» Exercise
Will you transcribe the entries that follow, exactly and in full?

Collected data:
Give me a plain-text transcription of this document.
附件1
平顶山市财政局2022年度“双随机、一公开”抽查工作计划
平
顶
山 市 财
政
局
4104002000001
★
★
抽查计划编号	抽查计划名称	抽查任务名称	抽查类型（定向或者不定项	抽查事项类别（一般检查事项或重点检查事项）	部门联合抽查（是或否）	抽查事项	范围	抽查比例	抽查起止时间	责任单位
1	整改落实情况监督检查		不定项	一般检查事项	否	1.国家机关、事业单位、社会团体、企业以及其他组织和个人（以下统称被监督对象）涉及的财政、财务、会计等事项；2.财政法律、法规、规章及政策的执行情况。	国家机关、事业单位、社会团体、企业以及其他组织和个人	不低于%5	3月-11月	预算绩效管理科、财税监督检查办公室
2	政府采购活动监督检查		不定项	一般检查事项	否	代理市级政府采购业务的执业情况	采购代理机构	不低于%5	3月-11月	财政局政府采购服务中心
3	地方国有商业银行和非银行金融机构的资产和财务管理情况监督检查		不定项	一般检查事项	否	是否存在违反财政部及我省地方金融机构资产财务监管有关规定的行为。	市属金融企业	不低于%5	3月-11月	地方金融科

» Reply
Give me a plain-text transcription of this document.
附件1
平顶山市财政局2022年度“双随机、一公开”抽查工作计划
平
顶
山 市 财
政
局
4104002000001
★
★
抽查计划编号	抽查计划名称	抽查任务名称	抽查类型（定向或者不定项	抽查事项类别（一般检查事项或重点检查事项）	部门联合抽查（是或否）	抽查事项	范围	抽查比例	抽查起止时间	责任单位
1	整改落实情况监督检查		不定项	一般检查事项	否	1.国家机关、事业单位、社会团体、企业以及其他组织和个人（以下统称被监督对象）涉及的财政、财务、会计等事项；2.财政法律、法规、规章及政策的执行情况。	国家机关、事业单位、社会团体、企业以及其他组织和个人	不低于%5	3月-11月	预算绩效管理科、财税监督检查办公室
2	政府采购活动监督检查		不定项	一般检查事项	否	代理市级政府采购业务的执业情况	采购代理机构	不低于%5	3月-11月	财政局政府采购服务中心
3	地方国有商业银行和非银行金融机构的资产和财务管理情况监督检查		不定项	一般检查事项	否	是否存在违反财政部及我省地方金融机构资产财务监管有关规定的行为。	市属金融企业	不低于%5	3月-11月	地方金融科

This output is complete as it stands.